(EXTRACTED TEXT begins)

THE ANCIENTS COLLECTION
ARMIES AND ENEMIES OF ANCIENT ROME
RR-04R
The Roman Army of The Late Republic,
Legionaire Leaning on Scutum
(2pcs)
US$45
The Scutum was a type of shield used among Italic peoples in antiquity,
and then by the army of ancient Rome starting about the fourth century BC.
The Romans adopted it when they switched
from the military formation of the hoplite phalanx of the Greeks to the formation with maniples.
In the former, the soldiers carried a round shield, which the Romans called clipeus.
In the latter, they used the scutum,
which was a larger shield.
Originally it was an oblong and convex shield.
By the first century BC it had developed into the rectangular,
semi-cylindrical shield that is popularly associated with the scutum in modern times.
This was not the only shield the Romans used;
Roman shields were of varying types depending on the role of the soldier who carried it.
Oval, circular and rectangular shields were used throughout Roman history.
The Roman army of the late Republic refers to the armed forces deployed by the late Roman Republic,
from the beginning of the first century B.C.
until the establishment of the Imperial Roman army by Augustus in 30 B.C.
Shaped by major social, political, and economic change,
the late Republic saw the transition from the Roman army of the mid-Republic,
which was a temporary levy based solely on the conscription of Roman citizens,
to the Imperial Roman army of the Principate,
which was a standing,
professional army based on the recruitment of volunteers
REPUBLICAN ROMANS
Roman government was headed by two consuls,
elected annually by the citizens and advised by a senate composed of appointed magistrates.
As Roman society was very hierarchical by modern standards,
the evolution of the Roman government was heavily influenced by the struggle
between the patricians, Rome's land-holding aristocracy,
who traced their ancestry to the founding of Rome,
and the plebeians, the far more numerous citizen-commoners.
Over time, the laws that gave patricians exclusive rights to
Rome's highest offices were repealed or weakened,
and leading plebeian families became full members of the aristocracy.

(EXTRACTED TEXT ends)
(DATA PROVIDED begins)

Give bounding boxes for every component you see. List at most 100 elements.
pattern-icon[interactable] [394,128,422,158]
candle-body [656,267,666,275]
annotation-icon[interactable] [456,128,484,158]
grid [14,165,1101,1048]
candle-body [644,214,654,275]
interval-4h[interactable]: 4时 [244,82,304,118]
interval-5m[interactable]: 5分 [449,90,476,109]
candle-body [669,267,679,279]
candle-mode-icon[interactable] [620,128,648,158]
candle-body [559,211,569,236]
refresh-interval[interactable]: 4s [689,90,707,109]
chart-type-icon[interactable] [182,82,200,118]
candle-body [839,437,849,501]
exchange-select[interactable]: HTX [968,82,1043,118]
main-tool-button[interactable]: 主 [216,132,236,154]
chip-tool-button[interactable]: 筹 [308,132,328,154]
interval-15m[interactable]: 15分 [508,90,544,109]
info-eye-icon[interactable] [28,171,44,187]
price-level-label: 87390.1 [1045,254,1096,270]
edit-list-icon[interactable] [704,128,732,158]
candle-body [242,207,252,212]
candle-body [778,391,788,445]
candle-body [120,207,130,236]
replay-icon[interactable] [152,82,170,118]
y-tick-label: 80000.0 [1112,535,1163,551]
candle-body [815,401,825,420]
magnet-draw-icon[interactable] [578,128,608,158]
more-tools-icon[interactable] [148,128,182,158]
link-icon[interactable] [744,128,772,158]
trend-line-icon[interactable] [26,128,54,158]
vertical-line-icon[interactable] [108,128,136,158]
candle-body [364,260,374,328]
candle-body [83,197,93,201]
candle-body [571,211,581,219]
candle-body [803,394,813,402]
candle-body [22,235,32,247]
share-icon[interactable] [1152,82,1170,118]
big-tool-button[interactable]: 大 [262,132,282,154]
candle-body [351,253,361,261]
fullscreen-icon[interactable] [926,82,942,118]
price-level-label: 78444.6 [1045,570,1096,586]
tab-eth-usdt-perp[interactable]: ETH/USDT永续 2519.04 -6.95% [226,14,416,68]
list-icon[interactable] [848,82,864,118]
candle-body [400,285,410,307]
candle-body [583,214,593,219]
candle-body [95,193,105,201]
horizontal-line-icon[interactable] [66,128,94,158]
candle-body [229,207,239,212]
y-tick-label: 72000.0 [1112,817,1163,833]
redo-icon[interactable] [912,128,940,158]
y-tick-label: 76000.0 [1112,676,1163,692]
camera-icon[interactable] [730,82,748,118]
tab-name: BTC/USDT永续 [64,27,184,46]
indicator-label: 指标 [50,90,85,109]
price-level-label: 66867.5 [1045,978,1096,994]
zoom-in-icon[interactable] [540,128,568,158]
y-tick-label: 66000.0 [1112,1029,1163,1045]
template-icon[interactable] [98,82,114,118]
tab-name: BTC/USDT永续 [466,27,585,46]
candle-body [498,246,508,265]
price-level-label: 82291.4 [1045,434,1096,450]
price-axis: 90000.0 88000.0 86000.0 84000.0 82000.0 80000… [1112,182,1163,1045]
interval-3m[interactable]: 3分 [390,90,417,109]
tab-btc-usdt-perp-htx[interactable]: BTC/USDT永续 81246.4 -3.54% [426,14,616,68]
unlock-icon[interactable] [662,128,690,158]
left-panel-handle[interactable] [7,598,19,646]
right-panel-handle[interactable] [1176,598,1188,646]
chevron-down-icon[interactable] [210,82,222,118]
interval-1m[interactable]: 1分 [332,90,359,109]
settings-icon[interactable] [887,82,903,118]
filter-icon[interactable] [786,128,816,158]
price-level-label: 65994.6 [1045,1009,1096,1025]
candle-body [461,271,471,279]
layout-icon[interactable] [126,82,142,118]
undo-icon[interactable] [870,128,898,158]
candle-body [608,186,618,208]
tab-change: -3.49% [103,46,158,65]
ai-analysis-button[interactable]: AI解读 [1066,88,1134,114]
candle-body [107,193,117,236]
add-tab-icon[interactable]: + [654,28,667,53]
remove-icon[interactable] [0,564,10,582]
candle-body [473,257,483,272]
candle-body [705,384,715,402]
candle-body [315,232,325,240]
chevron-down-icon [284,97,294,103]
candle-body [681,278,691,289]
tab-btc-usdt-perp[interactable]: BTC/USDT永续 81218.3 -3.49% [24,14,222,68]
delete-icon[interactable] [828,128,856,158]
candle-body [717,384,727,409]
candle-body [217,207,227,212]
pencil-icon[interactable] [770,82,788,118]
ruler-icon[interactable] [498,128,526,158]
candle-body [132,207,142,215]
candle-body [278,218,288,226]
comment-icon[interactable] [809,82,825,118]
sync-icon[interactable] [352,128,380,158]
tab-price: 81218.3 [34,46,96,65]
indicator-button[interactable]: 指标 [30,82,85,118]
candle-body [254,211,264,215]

(DATA PROVIDED ends)

__PROBLEM TO SOLVE__
Resume the text on the Roman legionary figure and the late Republican army, picking up right after its last sentence.

__RESPONSE BELOW__
The leaders of the Republic developed a strong tradition and morality requiring public service
and patronage in peace and war,
making military and political success inextricably linked.
Many of Rome's legal and legislative structures
(later codified into the Justinian Code, and again into the Napoleonic Code)
can still be observed throughout Europe
and much of the world in modern nation states and international organizations.
During the first two centuries of its existence,
the Roman Republic expanded through a combination of conquest and alliance,
from central Italy to the entire Italian peninsula.
By the following century, it included North Africa,
most of the Iberian Peninsula, and what is now southern France.
Two centuries after that, towards the end of the 1st century BC,
it included the rest of modern France, Greece, and much of the eastern Mediterranean.
By this time, internal tensions led to a series of civil wars,
culminating with the assassination of Julius Caesar,
which led to the transition from republic to empire.
Historians have variously proposed Julius Caesar's crossing of the Rubicon River in 49 BC,
Caesar's appointment as dictator for life in 44 BC,
and the defeat of Mark Antony and Cleopatra at the Battle of Actium in 31 BC.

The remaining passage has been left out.